• **GIVEN INSTRUCTION**
Would you transcribe the listing that follows, character for character, and omit its images?

• **ROWS**
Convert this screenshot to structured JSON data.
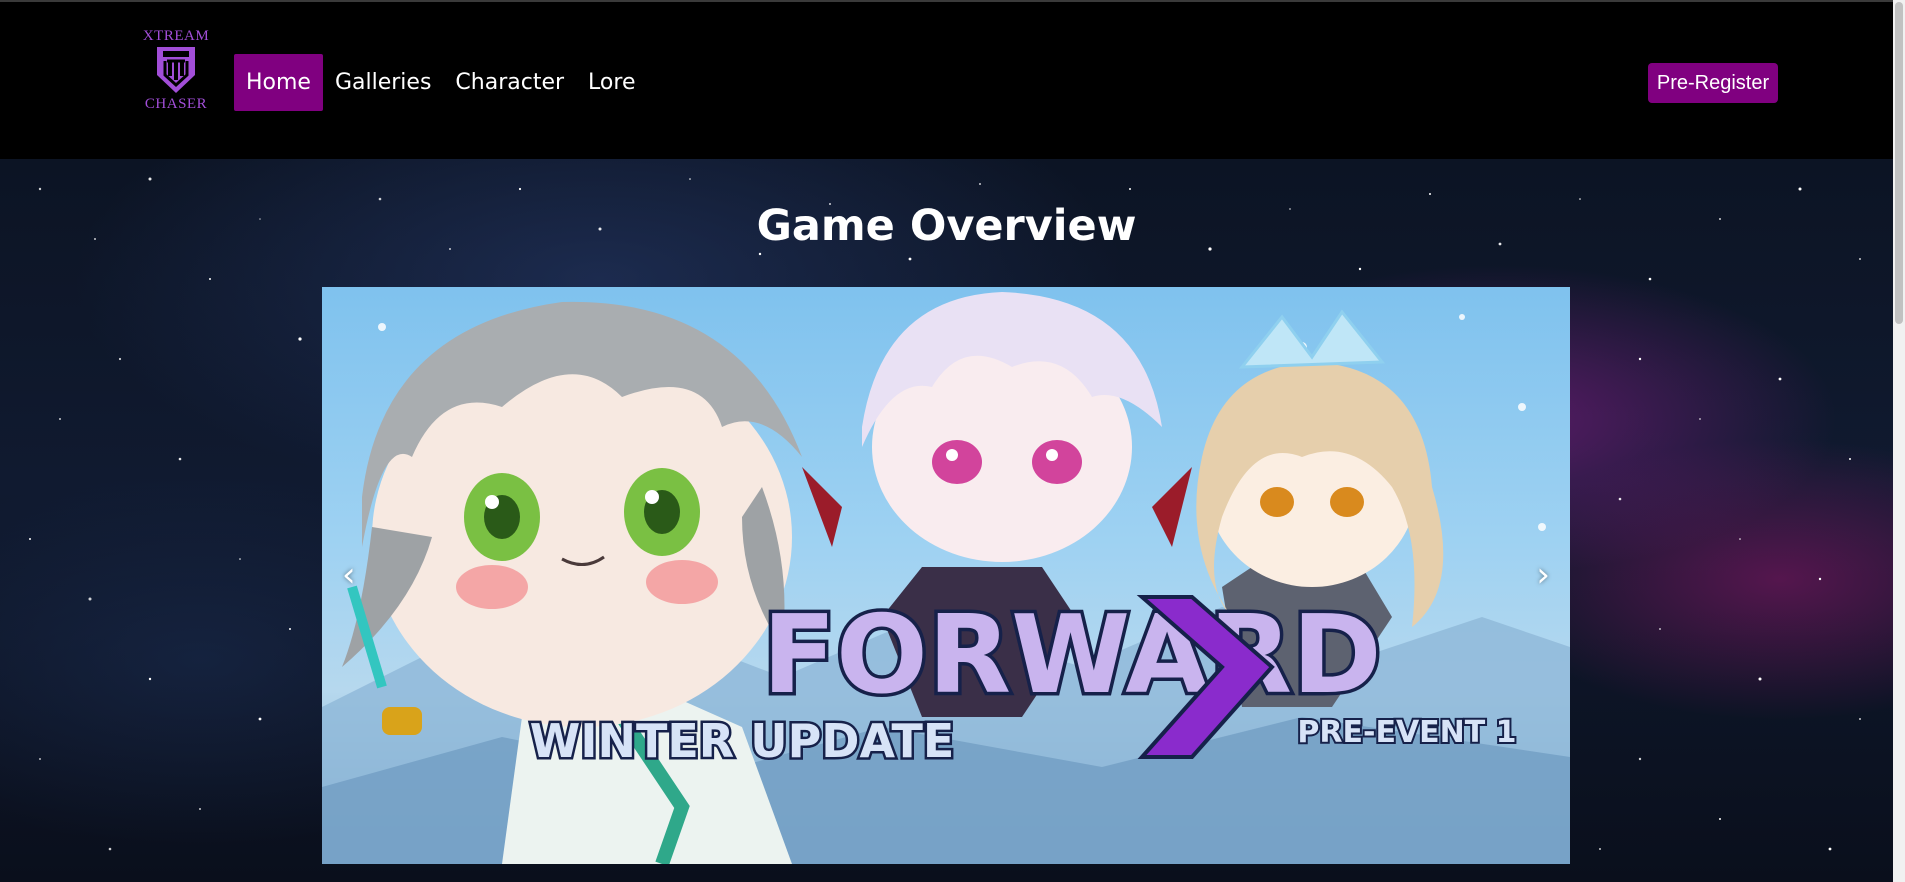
{
  "logo": {
    "top_text": "XTREAM",
    "bottom_text": "CHASER",
    "color": "#a24ed8"
  },
  "nav": {
    "items": [
      {
        "label": "Home",
        "active": true
      },
      {
        "label": "Galleries",
        "active": false
      },
      {
        "label": "Character",
        "active": false
      },
      {
        "label": "Lore",
        "active": false
      }
    ],
    "accent": "#800080"
  },
  "cta": {
    "label": "Pre-Register"
  },
  "main": {
    "title": "Game Overview"
  },
  "carousel": {
    "prev_icon": "‹",
    "next_icon": "›",
    "slide": {
      "headline": "FORWARD",
      "subline": "WINTER UPDATE",
      "tag": "PRE-EVENT 1",
      "alt": "Forward Winter Update Pre-Event 1 banner with three chibi characters"
    }
  }
}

• **EXERCISE OUTPUT**
Convert this screenshot to structured JSON data.
{
  "logo": {
    "top_text": "XTREAM",
    "bottom_text": "CHASER",
    "color": "#a24ed8"
  },
  "nav": {
    "items": [
      {
        "label": "Home",
        "active": true
      },
      {
        "label": "Galleries",
        "active": false
      },
      {
        "label": "Character",
        "active": false
      },
      {
        "label": "Lore",
        "active": false
      }
    ],
    "accent": "#800080"
  },
  "cta": {
    "label": "Pre-Register"
  },
  "main": {
    "title": "Game Overview"
  },
  "carousel": {
    "prev_icon": "‹",
    "next_icon": "›",
    "slide": {
      "headline": "FORWARD",
      "subline": "WINTER UPDATE",
      "tag": "PRE-EVENT 1",
      "alt": "Forward Winter Update Pre-Event 1 banner with three chibi characters"
    }
  }
}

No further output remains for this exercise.